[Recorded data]
[BEGIN]

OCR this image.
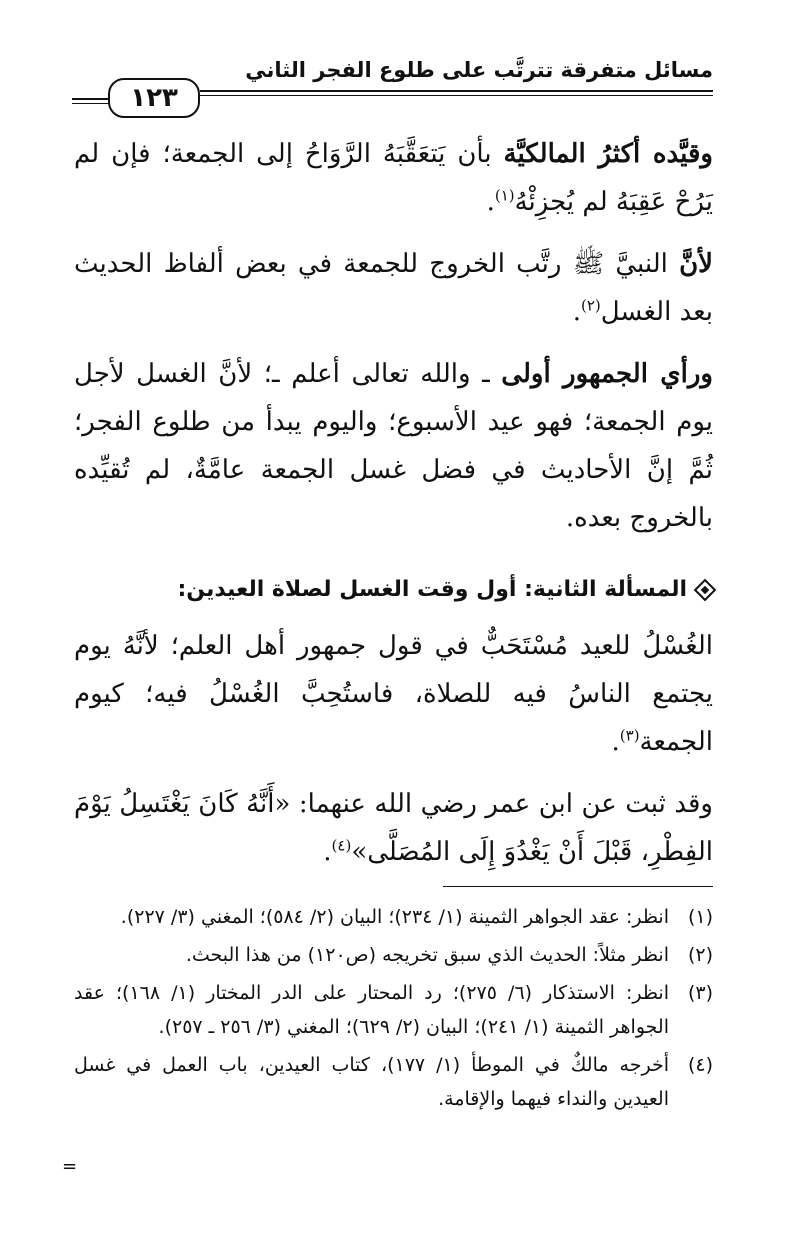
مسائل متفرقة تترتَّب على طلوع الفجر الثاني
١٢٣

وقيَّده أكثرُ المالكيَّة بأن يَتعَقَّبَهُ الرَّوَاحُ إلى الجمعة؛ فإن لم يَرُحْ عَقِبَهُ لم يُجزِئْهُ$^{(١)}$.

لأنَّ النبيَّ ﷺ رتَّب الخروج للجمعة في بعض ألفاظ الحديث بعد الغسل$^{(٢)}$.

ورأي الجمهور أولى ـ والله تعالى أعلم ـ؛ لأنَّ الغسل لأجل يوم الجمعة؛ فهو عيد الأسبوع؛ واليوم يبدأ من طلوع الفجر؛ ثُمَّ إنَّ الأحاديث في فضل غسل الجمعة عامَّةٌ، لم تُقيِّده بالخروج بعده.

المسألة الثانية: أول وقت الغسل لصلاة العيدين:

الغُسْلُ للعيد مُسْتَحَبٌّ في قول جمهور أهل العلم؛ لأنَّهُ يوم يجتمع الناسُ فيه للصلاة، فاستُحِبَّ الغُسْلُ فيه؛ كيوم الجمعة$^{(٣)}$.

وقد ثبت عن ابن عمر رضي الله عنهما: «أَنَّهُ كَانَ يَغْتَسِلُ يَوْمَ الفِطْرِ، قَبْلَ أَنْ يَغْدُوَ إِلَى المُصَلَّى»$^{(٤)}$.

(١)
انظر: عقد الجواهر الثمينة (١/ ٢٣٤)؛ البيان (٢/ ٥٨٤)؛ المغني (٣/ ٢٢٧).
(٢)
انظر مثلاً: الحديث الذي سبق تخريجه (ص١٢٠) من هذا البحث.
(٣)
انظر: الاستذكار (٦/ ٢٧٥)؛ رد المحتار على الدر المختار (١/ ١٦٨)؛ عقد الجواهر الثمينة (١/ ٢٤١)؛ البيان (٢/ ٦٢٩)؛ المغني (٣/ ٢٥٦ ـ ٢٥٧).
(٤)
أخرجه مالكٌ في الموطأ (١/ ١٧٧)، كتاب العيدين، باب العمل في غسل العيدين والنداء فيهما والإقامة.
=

[END]
[BEGIN]

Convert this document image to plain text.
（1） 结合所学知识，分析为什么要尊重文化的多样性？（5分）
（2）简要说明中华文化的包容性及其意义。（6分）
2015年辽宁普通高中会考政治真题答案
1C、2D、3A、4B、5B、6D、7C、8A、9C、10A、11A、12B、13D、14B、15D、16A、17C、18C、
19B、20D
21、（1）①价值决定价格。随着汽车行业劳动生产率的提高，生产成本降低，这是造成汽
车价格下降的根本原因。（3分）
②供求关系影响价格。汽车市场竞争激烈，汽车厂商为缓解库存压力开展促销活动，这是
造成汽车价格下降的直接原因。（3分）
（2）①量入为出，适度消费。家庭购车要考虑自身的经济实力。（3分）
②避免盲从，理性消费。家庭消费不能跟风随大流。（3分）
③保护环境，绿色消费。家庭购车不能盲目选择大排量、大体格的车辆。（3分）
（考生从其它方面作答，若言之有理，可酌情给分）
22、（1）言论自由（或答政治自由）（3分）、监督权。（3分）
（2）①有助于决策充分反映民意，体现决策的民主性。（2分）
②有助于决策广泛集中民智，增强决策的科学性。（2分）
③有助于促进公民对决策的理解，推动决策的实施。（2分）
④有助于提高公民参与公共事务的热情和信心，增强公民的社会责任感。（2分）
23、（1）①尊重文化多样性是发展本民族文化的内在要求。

[END]
[BEGIN]

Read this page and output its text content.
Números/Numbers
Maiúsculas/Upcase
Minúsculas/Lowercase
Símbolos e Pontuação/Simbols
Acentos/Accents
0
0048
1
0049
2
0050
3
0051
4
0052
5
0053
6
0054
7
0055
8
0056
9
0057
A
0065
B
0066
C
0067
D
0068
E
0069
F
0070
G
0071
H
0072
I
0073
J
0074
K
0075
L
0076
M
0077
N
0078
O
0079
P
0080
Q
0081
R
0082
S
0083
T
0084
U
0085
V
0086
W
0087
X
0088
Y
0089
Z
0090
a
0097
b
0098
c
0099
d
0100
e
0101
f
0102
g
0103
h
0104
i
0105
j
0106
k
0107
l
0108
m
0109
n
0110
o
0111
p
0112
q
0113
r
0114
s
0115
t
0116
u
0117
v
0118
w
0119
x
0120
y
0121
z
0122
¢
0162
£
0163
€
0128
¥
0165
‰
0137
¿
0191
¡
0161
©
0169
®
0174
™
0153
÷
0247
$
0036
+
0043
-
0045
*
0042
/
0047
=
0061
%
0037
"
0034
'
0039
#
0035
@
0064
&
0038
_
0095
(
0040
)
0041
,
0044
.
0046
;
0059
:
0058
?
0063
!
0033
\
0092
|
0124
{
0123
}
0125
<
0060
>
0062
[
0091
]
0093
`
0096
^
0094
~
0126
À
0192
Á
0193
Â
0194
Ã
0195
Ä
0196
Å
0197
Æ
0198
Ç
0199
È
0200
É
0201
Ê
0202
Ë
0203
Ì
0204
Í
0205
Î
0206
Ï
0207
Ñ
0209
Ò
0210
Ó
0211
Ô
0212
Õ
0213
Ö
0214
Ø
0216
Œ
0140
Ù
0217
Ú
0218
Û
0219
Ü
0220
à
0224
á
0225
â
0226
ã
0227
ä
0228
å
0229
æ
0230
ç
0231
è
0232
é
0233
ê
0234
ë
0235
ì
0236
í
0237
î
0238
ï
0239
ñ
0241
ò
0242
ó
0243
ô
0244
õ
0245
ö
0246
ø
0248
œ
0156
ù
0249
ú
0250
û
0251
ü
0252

[END]

Look for lines containing the string "الجمعة" and copy them all.

▶ _Correct result_:
وقيَّده أكثرُ المالكيَّة بأن يَتعَقَّبَهُ الرَّوَاحُ إلى الجمعة؛ فإن لم يَرُحْ عَقِبَهُ لم يُجزِئْهُ$^{(١)}$.
ورأي الجمهور أولى ـ والله تعالى أعلم ـ؛ لأنَّ الغسل لأجل يوم الجمعة؛ فهو عيد الأسبوع؛ واليوم يبدأ من طلوع الفجر؛ ثُمَّ إنَّ الأحاديث في فضل غسل الجمعة عامَّةٌ، لم تُقيِّده بالخروج بعده.
الغُسْلُ للعيد مُسْتَحَبٌّ في قول جمهور أهل العلم؛ لأنَّهُ يوم يجتمع الناسُ فيه للصلاة، فاستُحِبَّ الغُسْلُ فيه؛ كيوم الجمعة$^{(٣)}$.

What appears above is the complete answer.